[start of Dataset records]

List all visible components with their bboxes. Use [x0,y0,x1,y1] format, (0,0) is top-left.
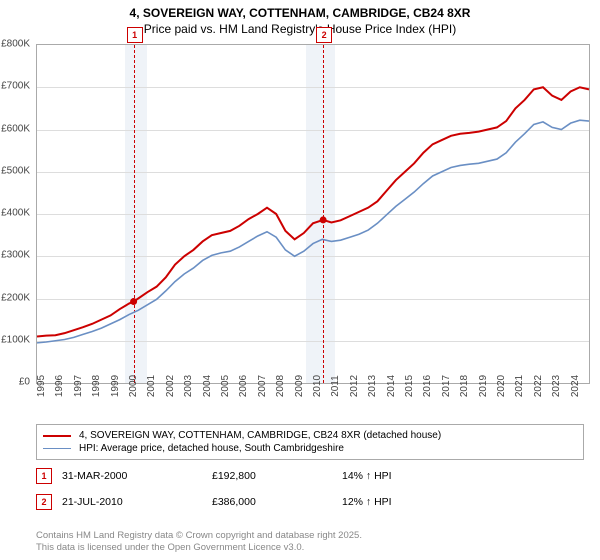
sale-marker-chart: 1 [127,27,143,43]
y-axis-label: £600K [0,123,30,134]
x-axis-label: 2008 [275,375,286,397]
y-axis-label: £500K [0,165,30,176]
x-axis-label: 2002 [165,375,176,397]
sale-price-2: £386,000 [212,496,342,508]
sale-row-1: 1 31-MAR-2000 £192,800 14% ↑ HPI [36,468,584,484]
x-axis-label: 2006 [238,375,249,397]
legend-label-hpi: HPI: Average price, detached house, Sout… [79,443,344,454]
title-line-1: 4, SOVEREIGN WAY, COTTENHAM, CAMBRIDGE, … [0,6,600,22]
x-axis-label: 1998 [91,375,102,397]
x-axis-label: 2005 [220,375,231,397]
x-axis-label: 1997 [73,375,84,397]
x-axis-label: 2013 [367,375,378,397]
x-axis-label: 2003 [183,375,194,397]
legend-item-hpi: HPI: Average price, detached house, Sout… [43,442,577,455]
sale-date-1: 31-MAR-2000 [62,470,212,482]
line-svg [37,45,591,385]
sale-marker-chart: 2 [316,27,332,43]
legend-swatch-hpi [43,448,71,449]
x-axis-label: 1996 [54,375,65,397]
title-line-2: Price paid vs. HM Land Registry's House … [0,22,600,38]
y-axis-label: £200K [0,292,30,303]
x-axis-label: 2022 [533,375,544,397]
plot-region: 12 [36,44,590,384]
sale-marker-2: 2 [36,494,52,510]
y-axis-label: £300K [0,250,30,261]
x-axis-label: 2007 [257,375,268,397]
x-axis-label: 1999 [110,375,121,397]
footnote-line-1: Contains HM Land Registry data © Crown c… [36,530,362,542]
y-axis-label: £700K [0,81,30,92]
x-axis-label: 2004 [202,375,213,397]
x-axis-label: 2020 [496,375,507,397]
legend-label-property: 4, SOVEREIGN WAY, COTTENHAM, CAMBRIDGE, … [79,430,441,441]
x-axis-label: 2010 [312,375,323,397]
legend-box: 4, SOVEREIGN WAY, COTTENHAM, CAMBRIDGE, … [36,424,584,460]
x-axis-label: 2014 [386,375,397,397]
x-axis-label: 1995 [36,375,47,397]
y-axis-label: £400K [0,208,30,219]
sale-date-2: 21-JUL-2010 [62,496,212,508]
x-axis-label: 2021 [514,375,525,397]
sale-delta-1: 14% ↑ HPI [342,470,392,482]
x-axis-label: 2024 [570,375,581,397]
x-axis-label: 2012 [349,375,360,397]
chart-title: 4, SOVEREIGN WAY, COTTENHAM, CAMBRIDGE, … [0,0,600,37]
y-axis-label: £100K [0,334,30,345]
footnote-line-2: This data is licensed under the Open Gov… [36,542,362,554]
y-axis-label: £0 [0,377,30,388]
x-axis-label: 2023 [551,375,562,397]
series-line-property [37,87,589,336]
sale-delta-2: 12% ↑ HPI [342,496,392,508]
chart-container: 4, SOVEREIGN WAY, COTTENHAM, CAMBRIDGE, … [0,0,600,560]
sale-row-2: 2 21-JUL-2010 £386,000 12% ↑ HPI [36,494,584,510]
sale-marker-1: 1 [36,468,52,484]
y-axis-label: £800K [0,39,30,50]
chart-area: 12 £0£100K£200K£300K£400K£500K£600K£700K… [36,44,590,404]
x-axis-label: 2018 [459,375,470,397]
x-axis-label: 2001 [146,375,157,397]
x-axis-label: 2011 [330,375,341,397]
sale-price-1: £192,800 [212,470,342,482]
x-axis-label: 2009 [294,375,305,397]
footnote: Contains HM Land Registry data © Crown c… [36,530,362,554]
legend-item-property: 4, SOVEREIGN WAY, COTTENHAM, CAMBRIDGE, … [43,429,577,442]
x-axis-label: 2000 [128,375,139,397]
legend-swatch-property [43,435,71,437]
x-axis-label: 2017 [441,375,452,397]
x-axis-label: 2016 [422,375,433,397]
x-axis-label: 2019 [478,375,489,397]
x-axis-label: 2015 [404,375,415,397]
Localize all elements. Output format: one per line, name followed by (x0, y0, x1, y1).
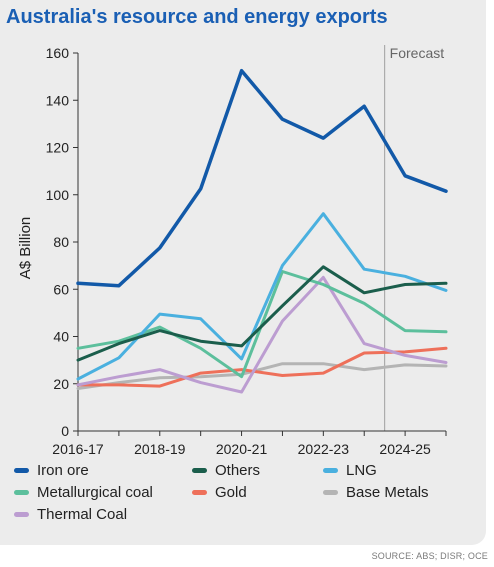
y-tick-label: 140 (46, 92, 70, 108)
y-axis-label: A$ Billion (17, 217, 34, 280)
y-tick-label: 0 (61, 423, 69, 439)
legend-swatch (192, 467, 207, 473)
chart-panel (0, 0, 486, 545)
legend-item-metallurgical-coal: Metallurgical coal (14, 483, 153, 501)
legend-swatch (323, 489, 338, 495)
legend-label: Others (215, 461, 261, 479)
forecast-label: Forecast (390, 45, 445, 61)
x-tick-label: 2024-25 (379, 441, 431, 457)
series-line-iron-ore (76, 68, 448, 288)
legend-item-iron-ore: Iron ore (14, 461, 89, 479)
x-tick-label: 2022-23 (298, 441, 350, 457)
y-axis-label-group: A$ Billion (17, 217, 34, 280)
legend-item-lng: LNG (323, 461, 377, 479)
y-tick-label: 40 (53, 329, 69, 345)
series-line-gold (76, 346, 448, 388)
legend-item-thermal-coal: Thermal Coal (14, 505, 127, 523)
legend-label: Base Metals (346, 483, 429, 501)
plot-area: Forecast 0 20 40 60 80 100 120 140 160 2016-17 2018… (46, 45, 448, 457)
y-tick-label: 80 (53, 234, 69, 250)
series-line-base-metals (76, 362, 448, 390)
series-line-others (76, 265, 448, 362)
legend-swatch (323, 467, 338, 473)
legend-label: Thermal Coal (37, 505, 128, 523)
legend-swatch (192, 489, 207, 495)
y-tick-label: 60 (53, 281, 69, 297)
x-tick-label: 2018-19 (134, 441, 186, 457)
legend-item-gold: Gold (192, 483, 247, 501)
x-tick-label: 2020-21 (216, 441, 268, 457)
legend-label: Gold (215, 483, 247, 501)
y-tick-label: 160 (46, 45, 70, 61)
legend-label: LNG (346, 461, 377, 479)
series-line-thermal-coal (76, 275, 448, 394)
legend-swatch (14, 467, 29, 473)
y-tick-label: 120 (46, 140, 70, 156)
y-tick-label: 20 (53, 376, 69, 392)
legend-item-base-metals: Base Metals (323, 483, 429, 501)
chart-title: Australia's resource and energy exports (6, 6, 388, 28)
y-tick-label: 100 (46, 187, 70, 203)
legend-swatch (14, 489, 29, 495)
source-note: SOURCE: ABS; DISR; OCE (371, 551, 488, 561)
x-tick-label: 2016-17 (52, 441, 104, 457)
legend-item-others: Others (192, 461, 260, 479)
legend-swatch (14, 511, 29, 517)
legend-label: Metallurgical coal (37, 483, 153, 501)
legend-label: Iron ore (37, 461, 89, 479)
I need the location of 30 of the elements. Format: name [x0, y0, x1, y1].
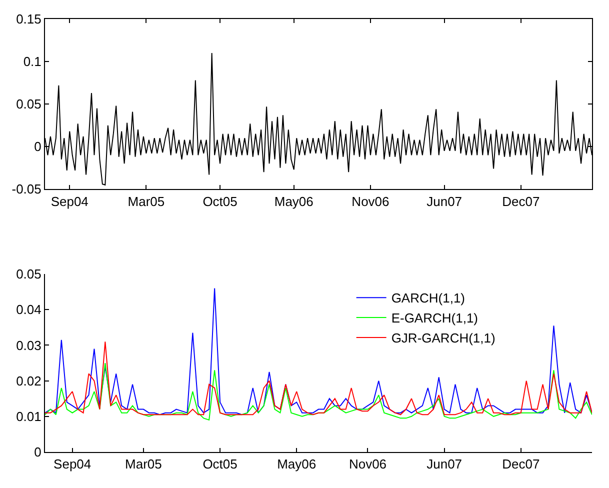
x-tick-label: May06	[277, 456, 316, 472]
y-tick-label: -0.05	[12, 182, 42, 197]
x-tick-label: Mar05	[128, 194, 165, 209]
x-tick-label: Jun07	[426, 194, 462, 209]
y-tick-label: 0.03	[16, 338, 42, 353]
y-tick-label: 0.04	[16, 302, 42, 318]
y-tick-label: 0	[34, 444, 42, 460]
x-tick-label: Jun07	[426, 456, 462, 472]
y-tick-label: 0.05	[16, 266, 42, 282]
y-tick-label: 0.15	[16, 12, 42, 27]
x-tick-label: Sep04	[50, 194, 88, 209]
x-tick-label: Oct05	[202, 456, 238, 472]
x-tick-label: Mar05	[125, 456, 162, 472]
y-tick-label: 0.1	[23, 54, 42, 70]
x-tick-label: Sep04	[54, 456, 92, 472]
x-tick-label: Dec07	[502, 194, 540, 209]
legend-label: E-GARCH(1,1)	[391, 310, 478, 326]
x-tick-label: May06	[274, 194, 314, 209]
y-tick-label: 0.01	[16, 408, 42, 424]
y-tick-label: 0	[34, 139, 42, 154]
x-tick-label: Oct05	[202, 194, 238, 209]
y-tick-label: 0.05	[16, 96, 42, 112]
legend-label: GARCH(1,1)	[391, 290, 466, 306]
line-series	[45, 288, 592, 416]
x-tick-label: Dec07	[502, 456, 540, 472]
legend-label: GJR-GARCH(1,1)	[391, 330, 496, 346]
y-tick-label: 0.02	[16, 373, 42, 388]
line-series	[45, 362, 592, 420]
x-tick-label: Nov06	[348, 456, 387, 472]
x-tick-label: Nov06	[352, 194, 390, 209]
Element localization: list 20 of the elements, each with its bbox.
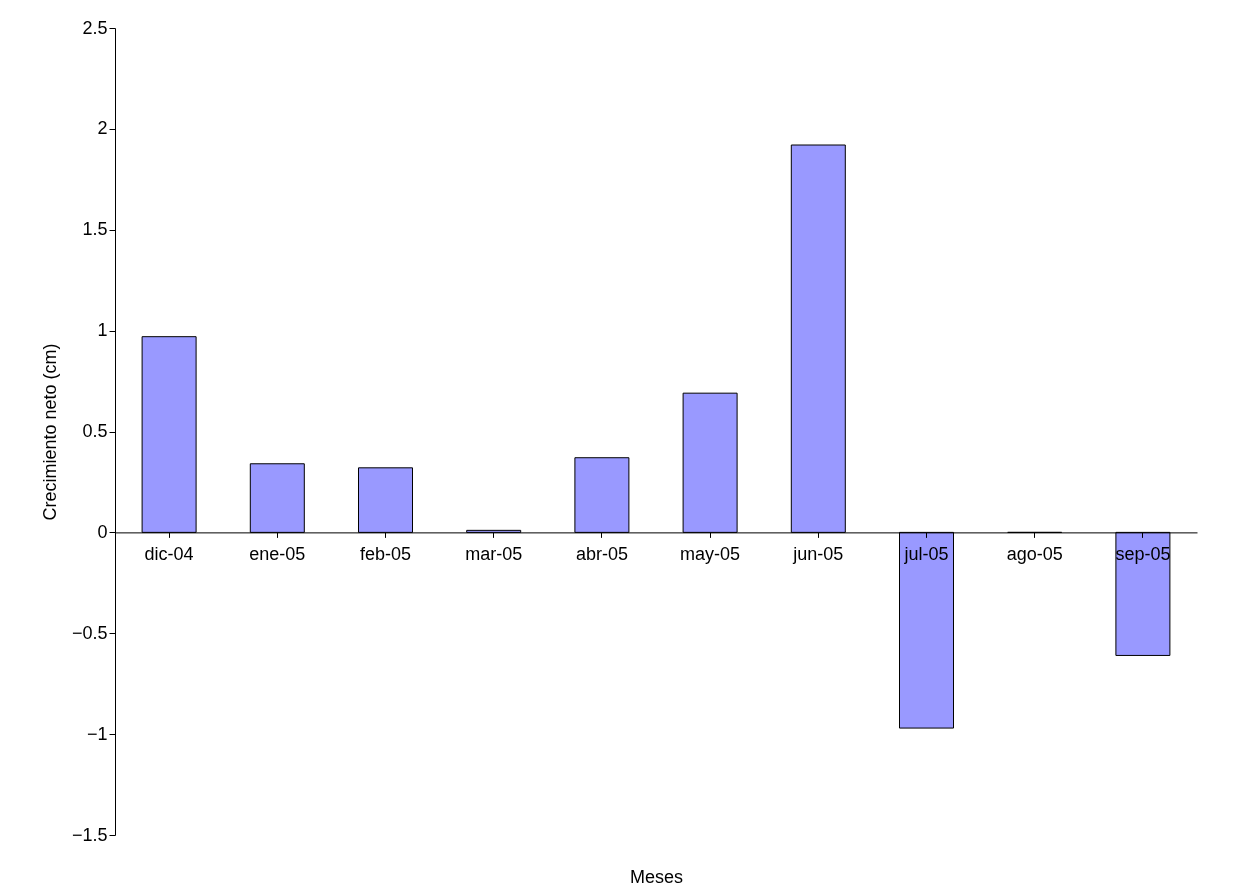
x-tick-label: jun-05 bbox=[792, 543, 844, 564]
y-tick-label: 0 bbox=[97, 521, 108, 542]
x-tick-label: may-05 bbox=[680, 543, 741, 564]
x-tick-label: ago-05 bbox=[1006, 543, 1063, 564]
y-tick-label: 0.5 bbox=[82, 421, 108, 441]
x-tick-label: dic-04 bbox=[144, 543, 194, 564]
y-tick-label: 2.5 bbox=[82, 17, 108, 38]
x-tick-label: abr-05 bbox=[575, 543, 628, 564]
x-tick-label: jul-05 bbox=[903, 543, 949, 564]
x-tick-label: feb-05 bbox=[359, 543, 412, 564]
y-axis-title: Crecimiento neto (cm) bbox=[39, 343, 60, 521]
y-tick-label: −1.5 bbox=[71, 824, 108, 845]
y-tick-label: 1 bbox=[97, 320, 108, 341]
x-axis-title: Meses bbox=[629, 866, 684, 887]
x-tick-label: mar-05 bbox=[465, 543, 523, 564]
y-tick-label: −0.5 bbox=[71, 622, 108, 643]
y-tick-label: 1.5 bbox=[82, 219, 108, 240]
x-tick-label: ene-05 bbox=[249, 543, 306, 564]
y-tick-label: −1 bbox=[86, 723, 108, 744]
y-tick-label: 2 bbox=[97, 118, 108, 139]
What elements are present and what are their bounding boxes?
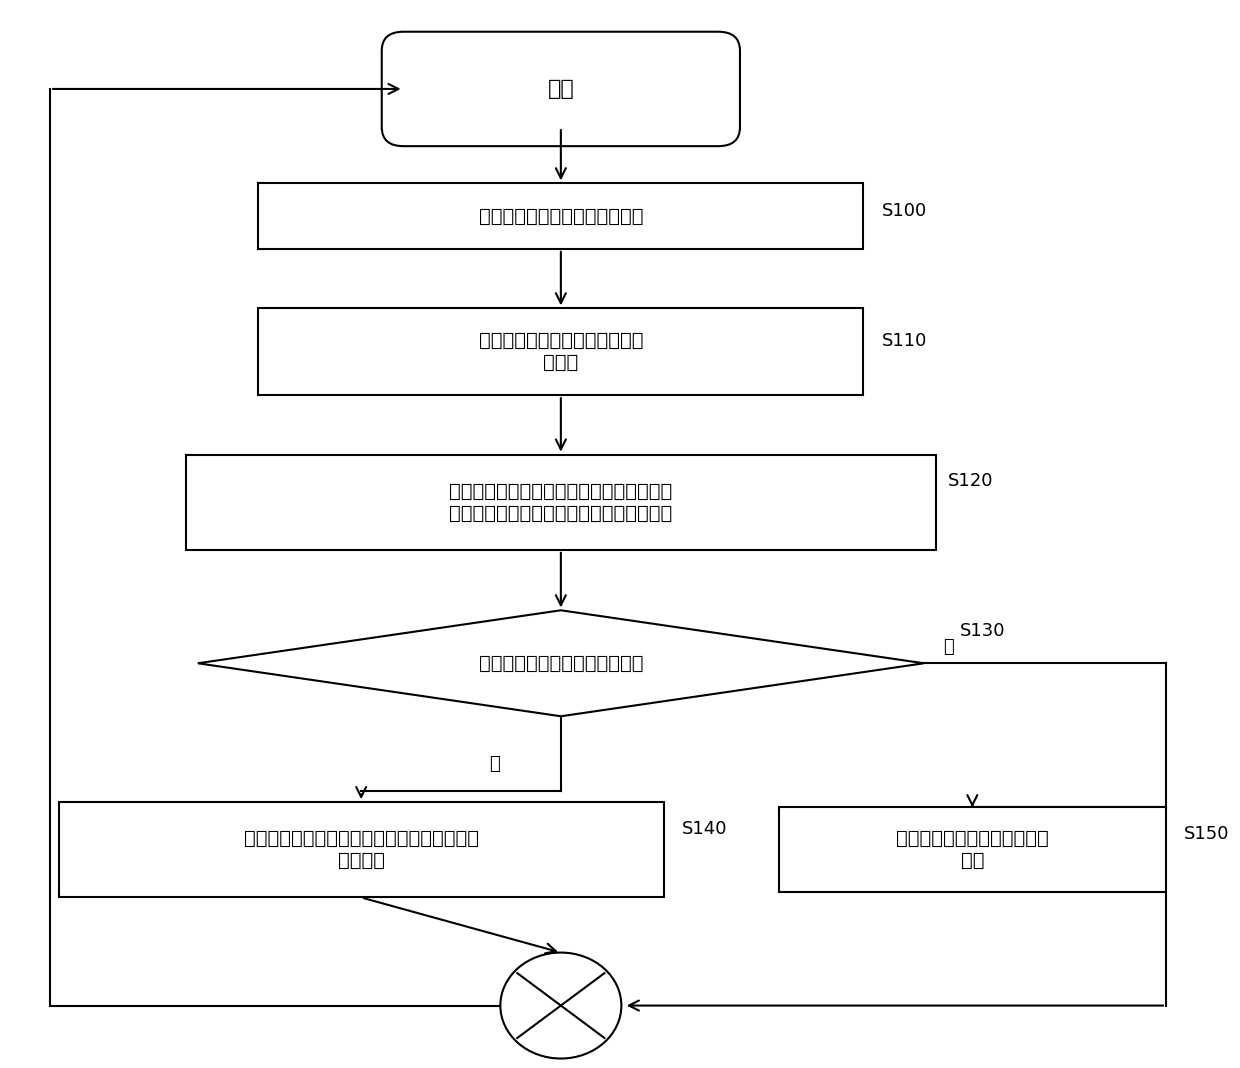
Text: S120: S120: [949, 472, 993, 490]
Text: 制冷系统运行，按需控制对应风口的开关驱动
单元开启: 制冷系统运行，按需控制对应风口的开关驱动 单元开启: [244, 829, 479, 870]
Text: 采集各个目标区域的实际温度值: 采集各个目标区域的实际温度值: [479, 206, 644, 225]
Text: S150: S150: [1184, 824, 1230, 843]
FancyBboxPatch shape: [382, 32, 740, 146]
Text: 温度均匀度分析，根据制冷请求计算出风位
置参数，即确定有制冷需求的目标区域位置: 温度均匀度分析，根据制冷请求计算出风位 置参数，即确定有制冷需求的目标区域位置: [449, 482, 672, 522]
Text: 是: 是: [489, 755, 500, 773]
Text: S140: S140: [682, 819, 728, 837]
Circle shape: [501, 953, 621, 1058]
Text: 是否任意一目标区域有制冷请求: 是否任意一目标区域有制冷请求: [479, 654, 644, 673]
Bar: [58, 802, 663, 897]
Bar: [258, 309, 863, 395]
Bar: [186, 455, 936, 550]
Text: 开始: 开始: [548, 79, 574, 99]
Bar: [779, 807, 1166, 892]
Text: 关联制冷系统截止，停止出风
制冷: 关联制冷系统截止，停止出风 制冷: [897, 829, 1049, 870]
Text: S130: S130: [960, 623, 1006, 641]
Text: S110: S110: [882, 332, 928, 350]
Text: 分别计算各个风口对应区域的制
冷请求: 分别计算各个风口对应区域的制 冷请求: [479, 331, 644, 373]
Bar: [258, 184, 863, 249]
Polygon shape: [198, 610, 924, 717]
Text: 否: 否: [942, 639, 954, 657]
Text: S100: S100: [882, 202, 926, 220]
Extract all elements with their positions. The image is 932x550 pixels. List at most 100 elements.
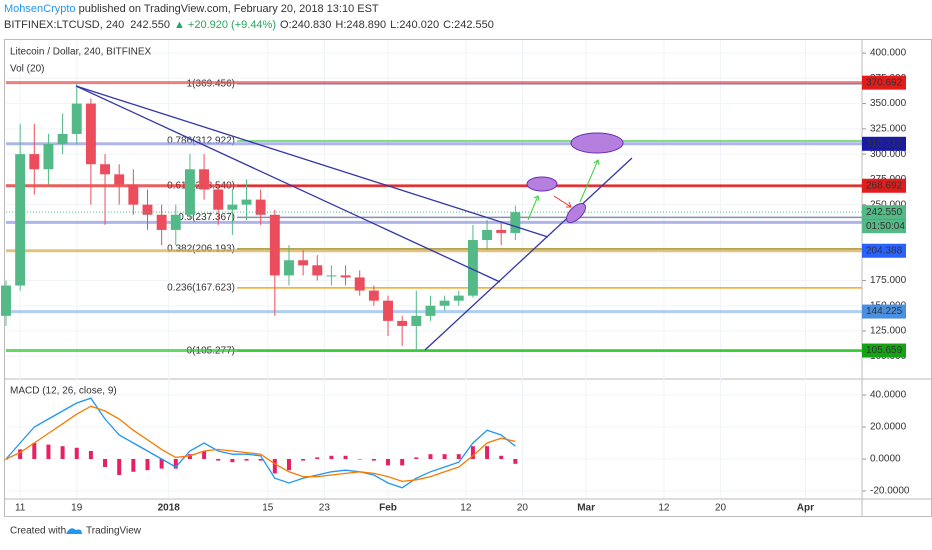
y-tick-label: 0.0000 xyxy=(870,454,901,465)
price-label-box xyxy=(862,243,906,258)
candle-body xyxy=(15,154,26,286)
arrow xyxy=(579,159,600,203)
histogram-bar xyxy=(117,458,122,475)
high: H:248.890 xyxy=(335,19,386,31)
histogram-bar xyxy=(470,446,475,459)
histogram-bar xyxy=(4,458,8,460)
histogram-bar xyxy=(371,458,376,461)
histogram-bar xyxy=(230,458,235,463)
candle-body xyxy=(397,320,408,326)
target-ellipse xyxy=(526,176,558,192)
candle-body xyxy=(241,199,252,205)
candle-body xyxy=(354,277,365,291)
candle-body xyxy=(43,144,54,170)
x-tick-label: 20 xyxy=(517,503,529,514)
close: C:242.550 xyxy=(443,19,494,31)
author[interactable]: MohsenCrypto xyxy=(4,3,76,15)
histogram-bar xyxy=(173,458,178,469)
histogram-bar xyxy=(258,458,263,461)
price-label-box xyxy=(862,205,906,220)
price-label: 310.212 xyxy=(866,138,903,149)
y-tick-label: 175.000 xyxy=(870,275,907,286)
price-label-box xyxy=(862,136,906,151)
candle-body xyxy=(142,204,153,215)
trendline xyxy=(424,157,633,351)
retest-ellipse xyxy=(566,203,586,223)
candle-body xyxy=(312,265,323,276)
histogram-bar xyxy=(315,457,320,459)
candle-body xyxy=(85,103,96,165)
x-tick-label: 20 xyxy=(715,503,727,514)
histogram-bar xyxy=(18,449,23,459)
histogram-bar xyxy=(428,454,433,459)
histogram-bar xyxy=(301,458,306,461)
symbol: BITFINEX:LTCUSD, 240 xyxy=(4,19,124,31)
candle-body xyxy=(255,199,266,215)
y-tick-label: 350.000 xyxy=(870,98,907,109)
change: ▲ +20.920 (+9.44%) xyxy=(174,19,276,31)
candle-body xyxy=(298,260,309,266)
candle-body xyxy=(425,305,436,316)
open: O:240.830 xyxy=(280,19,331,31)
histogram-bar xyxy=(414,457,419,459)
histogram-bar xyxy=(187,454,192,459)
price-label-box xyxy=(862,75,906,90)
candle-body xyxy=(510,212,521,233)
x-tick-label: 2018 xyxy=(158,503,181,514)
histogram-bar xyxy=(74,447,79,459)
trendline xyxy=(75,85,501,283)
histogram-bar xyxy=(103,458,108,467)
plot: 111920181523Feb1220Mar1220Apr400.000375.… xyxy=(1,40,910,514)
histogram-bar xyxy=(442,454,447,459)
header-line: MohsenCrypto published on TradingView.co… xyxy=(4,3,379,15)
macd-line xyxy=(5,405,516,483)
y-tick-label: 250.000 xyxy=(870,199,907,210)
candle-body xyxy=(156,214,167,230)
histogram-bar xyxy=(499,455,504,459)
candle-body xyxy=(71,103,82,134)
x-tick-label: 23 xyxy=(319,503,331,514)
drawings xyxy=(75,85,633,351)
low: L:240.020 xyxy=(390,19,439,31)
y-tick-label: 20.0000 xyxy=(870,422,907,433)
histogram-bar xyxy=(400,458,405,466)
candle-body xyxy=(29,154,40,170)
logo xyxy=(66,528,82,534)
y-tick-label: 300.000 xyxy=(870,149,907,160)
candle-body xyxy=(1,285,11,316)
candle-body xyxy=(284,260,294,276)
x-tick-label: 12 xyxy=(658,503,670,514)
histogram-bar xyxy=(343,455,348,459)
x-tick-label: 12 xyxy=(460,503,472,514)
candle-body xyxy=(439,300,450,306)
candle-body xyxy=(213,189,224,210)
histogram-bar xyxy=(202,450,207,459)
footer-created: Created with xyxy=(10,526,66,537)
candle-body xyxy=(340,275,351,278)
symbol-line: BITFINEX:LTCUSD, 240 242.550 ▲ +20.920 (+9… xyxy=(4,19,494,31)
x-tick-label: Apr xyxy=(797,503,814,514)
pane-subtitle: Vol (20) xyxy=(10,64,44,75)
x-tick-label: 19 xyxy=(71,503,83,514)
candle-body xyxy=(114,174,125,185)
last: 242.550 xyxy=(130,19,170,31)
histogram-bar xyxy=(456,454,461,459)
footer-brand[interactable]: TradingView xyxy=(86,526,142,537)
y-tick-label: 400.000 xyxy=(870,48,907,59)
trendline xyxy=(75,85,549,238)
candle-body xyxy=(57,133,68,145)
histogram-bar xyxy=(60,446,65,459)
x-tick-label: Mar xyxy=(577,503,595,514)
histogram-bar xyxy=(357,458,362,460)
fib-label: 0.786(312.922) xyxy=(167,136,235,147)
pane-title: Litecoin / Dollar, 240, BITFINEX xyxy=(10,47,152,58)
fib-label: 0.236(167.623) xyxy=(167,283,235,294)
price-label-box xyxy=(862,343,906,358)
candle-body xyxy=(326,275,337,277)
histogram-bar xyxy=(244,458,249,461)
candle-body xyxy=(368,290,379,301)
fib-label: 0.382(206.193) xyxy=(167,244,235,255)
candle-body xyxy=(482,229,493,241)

[end of Dataset records]

> Problem
Please reproduce the items from the line with "456, 316, 472]" up to and including the line with "456, 162, 472]", substituting "y-axis-label" for each "y-tick-label" and keeping everything else the same.

> Written response
x-tick-label: May06	[277, 456, 316, 472]
y-axis-label: -0.05	[12, 182, 42, 197]
x-tick-label: Mar05	[128, 194, 165, 209]
x-tick-label: Jun07	[426, 194, 462, 209]
y-axis-label: 0.03	[16, 338, 42, 353]
y-axis-label: 0.04	[16, 302, 42, 318]
y-axis-label: 0	[34, 444, 42, 460]
x-tick-label: Jun07	[426, 456, 462, 472]
y-axis-label: 0.05	[16, 266, 42, 282]
y-axis-label: 0.15	[16, 12, 42, 27]
x-tick-label: Sep04	[50, 194, 88, 209]
x-tick-label: Oct05	[202, 456, 238, 472]
x-tick-label: Mar05	[125, 456, 162, 472]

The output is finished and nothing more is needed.